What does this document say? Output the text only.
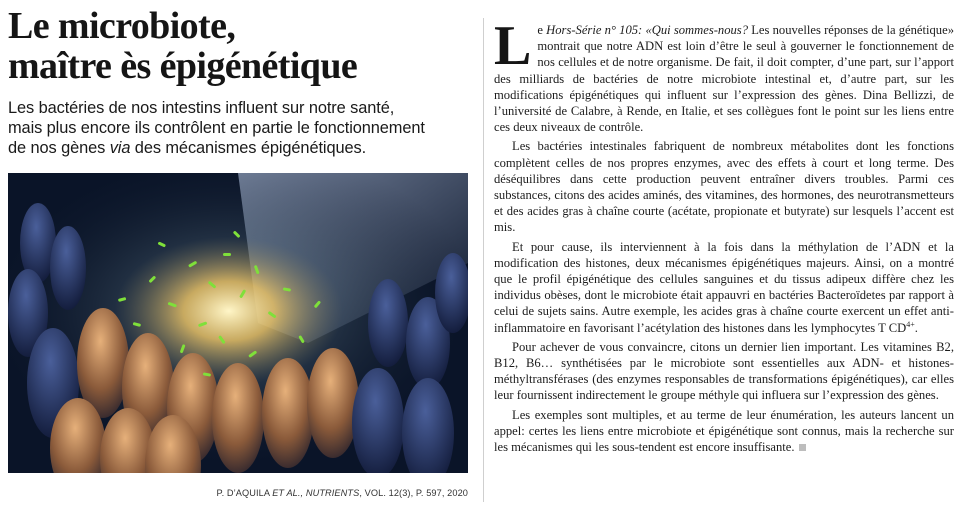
Le microbiote,
maître ès épigénétique
Les bactéries de nos intestins influent sur notre santé,
mais plus encore ils contrôlent en partie le fonctionnement
de nos gènes via des mécanismes épigénétiques.
P. D’AQUILA ET AL., NUTRIENTS, VOL. 12(3), P. 597, 2020

Le Hors-Série n° 105: «Qui sommes-nous? Les nouvelles réponses de la génétique» montrait que notre ADN est loin d’être le seul à gouverner le fonctionnement de nos cellules et de notre organisme. De fait, il doit compter, d’une part, sur l’apport des milliards de bactéries de notre microbiote intestinal et, d’autre part, sur les modifications épigénétiques qui influent sur l’expression des gènes. Dina Bellizzi, de l’université de Calabre, à Rende, en Italie, et ses collègues font le point sur les liens entre ces deux niveaux de contrôle.

Les bactéries intestinales fabriquent de nombreux métabolites dont les fonctions complètent celles de nos propres enzymes, avec des effets à court et long terme. Des déséquilibres dans cette production peuvent entraîner divers troubles. Parmi ces substances, citons des acides aminés, des vitamines, des hormones, des neurotransmetteurs et des acides gras à chaîne courte (acétate, propionate et butyrate) sur lesquels l’accent est mis.

Et pour cause, ils interviennent à la fois dans la méthylation de l’ADN et la modification des histones, deux mécanismes épigénétiques majeurs. Ainsi, on a montré que le profil épigénétique des cellules sanguines et du tissus adipeux diffère chez les individus obèses, dont le microbiote était appauvri en bactéries Bacteroïdetes par rapport à celui de sujets sains. Autre exemple, les acides gras à chaîne courte exercent un effet anti-inflammatoire en favorisant l’acétylation des histones dans les lymphocytes T $CD^{4+}$.

Pour achever de vous convaincre, citons un dernier lien important. Les vitamines B2, B12, B6… synthétisées par le microbiote sont essentielles aux ADN- et histones-méthyltransférases (des enzymes responsables de transformations épigénétiques), car elles leur fournissent indirectement le groupe méthyle qui influera sur l’expression des gènes.

Les exemples sont multiples, et au terme de leur énumération, les auteurs lancent un appel: certes les liens entre microbiote et épigénétique sont connus, mais la recherche sur les mécanismes qui les sous-tendent est encore insuffisante.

» Directions for this task
Only a number belongs in the answer: state how many lines of the entries above hold "expression".

» Written answer
2